**Aim:** Report the count of lines holding "text" in the records, with no other words.

(Records from a collection of figures)
## START

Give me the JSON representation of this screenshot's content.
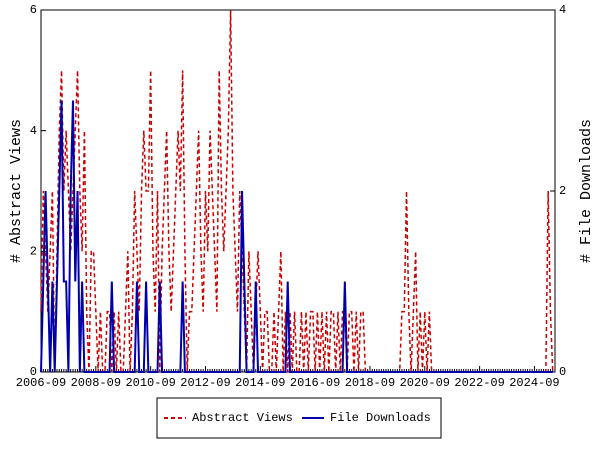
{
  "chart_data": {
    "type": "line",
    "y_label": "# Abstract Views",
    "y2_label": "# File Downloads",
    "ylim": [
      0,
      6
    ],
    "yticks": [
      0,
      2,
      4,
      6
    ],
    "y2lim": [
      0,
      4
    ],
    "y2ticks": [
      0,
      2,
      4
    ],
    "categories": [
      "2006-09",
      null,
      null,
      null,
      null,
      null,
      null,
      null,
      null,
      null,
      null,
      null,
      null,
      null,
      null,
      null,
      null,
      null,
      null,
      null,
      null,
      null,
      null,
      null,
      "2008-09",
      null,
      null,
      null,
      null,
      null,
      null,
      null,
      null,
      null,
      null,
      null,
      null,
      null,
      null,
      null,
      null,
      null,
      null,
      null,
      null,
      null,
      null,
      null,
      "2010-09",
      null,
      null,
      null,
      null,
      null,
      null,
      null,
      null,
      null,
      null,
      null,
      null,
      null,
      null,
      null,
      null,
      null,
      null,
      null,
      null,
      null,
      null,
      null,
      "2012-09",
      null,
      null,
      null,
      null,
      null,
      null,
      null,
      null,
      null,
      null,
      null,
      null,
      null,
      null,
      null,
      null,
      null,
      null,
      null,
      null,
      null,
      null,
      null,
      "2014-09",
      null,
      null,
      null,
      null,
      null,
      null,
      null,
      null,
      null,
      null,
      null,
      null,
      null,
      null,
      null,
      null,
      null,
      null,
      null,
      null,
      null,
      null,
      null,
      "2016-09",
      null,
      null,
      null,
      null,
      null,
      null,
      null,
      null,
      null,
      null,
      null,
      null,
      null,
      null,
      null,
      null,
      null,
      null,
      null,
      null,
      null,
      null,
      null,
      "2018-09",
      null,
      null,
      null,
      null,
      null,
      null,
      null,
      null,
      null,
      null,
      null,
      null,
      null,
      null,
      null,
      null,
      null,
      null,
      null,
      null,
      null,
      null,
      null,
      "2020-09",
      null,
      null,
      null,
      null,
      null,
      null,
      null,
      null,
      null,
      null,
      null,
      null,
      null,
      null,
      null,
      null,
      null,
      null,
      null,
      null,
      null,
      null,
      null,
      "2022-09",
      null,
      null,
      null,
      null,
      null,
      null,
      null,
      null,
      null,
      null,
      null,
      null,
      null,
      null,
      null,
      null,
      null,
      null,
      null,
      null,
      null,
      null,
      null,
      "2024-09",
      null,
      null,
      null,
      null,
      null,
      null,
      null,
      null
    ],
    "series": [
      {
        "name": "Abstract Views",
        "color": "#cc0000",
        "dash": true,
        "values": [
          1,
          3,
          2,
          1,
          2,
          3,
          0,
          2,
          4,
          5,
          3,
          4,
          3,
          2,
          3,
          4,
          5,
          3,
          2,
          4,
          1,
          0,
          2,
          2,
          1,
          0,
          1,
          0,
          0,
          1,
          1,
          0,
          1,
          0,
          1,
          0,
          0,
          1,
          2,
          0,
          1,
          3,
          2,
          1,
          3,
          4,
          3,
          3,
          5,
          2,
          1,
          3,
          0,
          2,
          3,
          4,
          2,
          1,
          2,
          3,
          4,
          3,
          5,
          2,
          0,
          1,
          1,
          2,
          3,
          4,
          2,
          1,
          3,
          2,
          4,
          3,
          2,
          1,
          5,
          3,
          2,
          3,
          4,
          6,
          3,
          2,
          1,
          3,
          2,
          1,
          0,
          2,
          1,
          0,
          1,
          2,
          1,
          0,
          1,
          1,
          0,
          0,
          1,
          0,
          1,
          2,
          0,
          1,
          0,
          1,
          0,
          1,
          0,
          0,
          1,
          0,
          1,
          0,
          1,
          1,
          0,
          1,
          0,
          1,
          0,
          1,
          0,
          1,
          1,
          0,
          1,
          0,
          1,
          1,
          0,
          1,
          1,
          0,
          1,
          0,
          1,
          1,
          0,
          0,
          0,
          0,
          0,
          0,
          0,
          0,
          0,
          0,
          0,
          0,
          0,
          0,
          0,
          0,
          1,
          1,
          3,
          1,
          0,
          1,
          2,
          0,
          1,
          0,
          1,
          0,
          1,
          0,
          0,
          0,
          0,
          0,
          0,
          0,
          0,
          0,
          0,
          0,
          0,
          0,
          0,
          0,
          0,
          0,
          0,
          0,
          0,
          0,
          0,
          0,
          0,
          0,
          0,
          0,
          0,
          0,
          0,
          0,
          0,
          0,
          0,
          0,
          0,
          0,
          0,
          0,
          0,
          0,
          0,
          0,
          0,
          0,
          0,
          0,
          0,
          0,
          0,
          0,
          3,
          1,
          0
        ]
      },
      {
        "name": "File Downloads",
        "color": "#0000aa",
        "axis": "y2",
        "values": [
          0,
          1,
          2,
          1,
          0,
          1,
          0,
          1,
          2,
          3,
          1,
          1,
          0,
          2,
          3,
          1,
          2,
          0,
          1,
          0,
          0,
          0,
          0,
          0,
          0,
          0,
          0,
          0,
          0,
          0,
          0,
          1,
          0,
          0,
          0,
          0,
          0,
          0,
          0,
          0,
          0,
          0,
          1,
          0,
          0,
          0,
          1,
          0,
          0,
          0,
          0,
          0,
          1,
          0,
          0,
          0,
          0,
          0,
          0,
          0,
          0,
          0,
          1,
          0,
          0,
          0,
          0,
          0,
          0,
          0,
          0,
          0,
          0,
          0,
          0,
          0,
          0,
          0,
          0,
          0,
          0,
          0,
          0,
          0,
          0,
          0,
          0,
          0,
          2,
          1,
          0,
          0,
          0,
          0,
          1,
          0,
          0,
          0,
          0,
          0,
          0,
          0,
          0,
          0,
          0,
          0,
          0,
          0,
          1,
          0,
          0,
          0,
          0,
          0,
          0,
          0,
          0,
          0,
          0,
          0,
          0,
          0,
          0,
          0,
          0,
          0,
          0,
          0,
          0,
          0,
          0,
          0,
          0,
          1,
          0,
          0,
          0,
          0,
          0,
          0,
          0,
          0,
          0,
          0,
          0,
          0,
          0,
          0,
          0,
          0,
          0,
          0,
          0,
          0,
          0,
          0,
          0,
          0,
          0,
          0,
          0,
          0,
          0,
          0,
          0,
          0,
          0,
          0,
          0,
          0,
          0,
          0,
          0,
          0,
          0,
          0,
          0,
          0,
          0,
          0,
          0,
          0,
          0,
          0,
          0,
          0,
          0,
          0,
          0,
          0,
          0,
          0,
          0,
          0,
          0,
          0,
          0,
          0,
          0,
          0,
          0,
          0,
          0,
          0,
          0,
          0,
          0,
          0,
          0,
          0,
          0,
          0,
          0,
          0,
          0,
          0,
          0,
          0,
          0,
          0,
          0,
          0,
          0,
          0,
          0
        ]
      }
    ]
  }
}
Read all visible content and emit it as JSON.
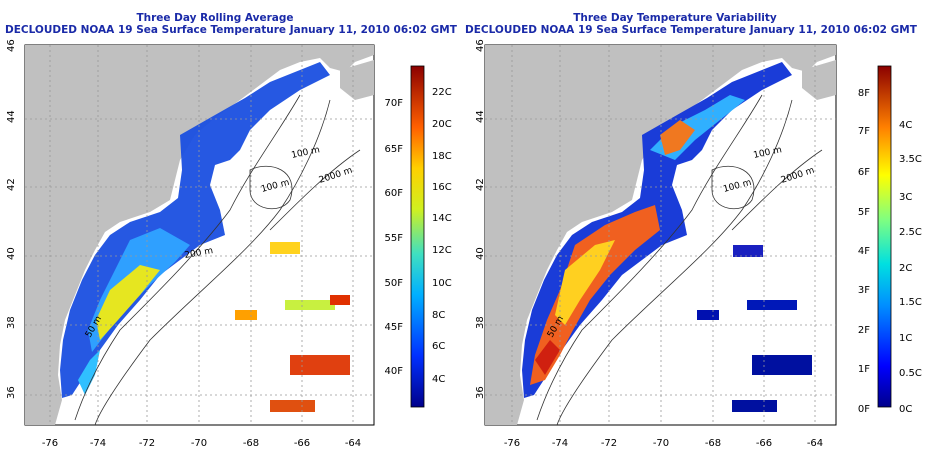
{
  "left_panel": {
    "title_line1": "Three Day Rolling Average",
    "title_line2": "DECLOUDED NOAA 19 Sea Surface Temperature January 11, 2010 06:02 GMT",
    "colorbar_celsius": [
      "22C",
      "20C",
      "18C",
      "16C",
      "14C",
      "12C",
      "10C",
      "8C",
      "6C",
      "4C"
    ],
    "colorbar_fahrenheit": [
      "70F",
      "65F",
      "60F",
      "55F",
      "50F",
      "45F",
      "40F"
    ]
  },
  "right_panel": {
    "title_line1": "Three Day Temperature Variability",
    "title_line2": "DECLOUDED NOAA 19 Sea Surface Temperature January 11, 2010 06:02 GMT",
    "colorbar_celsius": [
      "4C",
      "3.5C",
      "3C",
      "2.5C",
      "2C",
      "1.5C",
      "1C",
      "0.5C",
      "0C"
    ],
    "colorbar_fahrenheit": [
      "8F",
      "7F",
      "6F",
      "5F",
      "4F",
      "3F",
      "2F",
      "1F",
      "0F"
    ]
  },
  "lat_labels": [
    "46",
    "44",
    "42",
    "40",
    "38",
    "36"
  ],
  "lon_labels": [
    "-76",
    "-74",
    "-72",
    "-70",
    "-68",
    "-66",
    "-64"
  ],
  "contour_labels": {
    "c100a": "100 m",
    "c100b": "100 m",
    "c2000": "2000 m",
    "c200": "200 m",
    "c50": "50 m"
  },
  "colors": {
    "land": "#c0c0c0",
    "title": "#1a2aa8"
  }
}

## END
## START

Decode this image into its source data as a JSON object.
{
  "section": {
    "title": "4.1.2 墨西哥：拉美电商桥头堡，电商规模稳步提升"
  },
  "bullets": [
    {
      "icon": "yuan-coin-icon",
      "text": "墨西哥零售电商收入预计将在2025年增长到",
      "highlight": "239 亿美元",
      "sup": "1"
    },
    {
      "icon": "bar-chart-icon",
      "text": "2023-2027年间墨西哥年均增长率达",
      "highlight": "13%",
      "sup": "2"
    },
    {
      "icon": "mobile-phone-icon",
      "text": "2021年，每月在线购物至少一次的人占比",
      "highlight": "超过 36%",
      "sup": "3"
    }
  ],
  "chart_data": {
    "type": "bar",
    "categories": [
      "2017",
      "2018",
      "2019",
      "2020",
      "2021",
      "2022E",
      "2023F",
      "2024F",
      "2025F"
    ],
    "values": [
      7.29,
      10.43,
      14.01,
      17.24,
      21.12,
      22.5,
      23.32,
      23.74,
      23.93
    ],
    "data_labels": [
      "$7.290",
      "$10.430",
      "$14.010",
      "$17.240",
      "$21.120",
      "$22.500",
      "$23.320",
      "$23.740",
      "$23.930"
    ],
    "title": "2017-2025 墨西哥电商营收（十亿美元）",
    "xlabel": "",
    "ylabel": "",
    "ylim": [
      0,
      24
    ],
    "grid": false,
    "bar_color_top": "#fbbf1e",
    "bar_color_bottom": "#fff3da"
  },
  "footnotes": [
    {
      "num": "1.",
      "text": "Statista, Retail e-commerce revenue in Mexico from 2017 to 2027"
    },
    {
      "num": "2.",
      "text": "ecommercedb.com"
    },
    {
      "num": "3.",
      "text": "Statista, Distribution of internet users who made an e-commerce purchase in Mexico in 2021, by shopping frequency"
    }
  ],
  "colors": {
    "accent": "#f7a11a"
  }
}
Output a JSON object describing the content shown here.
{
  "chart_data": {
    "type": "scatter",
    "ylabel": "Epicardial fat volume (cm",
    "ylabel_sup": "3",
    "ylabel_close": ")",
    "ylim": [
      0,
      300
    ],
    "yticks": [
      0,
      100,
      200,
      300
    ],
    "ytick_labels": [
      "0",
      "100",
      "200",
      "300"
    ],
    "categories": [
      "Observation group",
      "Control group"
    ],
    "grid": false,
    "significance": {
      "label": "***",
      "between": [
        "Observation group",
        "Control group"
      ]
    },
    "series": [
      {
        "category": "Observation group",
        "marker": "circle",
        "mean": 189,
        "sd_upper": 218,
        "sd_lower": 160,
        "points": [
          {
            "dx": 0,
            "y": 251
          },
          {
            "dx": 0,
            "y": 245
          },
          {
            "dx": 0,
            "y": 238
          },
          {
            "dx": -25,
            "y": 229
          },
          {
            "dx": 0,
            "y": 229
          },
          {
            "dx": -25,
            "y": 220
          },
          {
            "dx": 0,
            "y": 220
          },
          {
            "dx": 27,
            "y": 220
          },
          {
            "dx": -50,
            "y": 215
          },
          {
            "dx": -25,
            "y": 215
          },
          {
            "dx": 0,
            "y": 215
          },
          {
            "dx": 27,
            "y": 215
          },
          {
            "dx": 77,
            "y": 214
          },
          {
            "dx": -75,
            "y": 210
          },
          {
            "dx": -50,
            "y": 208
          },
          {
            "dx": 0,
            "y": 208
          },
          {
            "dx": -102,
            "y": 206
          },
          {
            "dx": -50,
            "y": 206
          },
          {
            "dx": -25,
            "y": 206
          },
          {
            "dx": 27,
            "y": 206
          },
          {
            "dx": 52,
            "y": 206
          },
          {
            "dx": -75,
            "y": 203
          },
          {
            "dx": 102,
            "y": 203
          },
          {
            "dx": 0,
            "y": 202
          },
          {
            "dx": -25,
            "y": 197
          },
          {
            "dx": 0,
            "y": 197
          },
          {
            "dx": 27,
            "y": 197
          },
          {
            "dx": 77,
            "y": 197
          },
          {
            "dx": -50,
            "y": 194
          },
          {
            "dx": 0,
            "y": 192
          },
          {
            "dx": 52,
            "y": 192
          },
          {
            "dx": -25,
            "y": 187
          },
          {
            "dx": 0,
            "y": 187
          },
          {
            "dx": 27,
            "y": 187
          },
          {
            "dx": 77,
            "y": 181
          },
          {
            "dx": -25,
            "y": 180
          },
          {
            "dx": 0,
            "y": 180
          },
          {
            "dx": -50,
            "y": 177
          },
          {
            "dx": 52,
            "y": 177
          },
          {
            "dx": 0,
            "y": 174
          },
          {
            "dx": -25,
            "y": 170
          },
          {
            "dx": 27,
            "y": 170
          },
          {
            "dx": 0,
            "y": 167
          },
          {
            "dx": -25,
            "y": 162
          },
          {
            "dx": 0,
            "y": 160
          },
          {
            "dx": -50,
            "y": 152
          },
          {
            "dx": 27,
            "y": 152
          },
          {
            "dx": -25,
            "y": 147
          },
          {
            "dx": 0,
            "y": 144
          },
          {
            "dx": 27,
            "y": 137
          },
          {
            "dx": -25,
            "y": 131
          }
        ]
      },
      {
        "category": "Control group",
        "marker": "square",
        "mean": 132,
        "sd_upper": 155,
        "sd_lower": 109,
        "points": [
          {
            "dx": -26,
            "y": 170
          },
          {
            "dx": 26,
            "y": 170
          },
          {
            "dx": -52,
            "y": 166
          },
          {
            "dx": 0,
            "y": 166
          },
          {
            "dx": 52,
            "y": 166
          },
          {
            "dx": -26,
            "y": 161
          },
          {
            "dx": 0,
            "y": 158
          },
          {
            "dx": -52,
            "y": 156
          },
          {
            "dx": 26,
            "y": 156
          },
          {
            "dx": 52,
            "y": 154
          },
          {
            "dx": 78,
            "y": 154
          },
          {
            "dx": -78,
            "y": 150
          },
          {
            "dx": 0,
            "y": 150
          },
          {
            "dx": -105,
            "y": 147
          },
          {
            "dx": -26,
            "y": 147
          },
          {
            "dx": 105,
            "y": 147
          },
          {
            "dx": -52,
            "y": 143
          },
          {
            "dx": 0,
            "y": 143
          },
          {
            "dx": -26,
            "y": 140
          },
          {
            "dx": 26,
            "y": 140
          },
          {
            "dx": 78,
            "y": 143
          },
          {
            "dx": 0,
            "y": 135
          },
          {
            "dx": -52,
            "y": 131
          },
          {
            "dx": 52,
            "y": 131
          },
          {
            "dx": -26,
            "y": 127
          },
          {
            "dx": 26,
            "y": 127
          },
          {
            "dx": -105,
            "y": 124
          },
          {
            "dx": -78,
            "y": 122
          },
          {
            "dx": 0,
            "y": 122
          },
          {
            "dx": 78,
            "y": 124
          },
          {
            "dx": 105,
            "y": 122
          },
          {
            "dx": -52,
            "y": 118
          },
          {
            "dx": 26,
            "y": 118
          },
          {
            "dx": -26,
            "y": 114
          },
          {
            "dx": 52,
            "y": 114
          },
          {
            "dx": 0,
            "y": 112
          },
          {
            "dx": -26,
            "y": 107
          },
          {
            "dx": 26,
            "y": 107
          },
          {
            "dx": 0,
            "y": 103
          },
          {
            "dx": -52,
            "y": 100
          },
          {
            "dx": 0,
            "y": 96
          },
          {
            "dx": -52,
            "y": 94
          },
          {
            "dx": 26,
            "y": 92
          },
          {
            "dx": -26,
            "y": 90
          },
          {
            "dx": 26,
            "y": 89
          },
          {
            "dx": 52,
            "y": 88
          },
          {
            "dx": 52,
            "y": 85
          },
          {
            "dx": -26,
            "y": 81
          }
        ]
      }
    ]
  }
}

## END

**Problem solution:** 6